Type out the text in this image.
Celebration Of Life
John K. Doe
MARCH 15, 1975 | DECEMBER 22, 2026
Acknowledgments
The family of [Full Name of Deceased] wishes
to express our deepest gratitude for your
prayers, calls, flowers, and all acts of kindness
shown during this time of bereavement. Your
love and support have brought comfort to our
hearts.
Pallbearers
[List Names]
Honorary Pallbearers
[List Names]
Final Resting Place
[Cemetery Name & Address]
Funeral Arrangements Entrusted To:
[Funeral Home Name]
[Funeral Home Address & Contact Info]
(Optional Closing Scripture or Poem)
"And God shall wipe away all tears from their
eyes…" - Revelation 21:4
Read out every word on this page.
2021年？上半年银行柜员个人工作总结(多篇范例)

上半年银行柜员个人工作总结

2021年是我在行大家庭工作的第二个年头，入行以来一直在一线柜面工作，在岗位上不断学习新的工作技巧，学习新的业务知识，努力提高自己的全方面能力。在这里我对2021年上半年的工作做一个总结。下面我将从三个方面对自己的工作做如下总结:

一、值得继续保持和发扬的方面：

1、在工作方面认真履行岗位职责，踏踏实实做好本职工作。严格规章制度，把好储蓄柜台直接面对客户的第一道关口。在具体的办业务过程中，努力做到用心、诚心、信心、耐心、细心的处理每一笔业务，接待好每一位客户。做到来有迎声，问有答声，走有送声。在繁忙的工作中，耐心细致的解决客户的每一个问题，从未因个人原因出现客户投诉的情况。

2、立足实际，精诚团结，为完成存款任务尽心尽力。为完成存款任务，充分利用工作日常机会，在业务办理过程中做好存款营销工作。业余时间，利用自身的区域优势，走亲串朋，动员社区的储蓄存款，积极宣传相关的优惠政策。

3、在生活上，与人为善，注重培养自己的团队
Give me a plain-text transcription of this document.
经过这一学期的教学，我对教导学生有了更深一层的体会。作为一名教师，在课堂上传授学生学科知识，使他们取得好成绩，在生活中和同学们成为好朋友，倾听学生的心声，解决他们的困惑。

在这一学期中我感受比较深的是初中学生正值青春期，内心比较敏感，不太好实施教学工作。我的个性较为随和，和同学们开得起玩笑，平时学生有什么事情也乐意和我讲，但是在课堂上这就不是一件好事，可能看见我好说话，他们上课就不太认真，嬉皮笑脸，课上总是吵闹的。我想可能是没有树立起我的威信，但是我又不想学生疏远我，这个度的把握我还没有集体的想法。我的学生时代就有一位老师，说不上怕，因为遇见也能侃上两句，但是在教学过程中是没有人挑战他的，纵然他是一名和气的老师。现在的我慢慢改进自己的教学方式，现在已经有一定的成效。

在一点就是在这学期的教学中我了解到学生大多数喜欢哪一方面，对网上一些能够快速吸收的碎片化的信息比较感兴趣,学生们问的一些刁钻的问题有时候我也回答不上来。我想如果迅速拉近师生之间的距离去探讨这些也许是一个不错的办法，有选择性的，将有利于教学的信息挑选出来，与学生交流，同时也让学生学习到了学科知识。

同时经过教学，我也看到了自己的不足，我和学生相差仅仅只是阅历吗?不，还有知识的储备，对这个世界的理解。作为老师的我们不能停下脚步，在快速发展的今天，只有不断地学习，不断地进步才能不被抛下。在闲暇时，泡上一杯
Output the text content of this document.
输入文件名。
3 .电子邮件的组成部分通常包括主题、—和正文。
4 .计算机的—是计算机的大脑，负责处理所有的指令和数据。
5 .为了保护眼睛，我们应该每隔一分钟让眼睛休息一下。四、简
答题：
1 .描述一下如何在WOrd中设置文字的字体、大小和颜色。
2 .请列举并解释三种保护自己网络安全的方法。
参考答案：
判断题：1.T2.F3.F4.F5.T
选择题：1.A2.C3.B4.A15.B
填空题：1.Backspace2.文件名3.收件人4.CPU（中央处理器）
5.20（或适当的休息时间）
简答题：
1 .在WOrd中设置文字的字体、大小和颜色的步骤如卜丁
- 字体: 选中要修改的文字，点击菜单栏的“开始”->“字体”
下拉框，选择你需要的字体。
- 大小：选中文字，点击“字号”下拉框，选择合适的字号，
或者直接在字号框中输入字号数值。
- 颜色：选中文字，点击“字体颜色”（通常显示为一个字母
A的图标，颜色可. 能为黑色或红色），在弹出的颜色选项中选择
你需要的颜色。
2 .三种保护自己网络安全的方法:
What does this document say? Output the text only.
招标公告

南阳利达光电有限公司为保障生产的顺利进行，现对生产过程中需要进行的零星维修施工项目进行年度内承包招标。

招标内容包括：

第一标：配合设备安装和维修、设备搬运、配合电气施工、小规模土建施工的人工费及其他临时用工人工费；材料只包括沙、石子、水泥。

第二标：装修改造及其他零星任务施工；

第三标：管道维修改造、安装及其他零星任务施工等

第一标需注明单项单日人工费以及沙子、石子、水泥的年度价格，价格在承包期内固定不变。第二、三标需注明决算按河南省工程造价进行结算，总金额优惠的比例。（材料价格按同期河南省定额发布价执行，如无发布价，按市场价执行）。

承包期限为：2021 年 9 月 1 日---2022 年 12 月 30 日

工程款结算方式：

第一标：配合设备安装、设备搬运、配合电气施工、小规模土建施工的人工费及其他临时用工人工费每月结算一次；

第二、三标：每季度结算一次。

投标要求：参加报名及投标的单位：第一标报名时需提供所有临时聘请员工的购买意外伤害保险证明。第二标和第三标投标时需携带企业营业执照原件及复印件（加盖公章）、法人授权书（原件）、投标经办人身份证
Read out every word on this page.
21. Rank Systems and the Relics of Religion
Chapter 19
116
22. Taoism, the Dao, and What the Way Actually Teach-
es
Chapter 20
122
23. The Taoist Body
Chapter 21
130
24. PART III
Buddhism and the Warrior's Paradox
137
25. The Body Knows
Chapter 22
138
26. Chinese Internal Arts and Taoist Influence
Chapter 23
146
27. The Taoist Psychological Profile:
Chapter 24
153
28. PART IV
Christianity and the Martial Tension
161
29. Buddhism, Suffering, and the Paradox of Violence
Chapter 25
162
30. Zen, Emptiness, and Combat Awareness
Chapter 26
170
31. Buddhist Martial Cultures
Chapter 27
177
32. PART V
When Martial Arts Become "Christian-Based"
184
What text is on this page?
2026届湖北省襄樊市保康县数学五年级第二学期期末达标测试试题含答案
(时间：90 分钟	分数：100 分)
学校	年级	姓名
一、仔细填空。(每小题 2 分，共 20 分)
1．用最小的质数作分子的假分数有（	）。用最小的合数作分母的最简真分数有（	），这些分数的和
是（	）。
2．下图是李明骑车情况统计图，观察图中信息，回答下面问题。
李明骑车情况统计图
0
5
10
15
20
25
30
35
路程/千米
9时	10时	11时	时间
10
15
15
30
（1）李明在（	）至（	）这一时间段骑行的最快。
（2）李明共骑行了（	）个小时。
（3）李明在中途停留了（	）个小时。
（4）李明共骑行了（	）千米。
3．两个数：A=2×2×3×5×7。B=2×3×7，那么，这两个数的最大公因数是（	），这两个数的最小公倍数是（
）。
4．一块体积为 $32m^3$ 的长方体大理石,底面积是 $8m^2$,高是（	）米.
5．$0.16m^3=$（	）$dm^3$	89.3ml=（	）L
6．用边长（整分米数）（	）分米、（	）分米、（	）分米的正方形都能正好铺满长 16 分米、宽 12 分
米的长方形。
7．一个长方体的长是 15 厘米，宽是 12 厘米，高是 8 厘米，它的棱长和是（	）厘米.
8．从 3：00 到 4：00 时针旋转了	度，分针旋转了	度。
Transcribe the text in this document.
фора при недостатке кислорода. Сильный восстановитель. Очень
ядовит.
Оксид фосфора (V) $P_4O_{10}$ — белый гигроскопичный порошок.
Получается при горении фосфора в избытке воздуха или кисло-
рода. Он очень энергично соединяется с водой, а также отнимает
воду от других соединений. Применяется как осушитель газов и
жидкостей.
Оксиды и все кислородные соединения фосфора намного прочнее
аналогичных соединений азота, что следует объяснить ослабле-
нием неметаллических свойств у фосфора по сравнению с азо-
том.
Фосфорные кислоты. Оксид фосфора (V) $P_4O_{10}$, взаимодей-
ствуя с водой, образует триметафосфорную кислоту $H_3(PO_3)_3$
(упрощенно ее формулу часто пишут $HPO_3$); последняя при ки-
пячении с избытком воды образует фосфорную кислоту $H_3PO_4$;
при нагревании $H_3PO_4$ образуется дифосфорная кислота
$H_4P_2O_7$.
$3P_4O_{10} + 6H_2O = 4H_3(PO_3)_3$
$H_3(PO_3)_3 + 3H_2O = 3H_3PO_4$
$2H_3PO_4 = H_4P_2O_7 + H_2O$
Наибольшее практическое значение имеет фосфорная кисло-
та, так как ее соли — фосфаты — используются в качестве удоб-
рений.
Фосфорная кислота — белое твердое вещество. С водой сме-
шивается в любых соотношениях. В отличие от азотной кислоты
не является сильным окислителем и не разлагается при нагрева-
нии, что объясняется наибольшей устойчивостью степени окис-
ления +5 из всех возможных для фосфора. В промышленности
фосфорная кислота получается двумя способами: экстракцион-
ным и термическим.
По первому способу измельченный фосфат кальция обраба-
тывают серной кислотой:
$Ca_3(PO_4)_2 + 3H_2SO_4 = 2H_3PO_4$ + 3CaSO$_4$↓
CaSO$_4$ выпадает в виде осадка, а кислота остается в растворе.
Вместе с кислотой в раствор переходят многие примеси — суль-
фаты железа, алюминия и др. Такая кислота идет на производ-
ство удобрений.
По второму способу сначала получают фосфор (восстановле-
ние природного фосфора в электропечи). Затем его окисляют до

### THE PROBLEM
Look through the entries above; copy each line where the string "Home" appears.

### RESULT OF THE TASK
[Funeral Home Name]
[Funeral Home Address & Contact Info]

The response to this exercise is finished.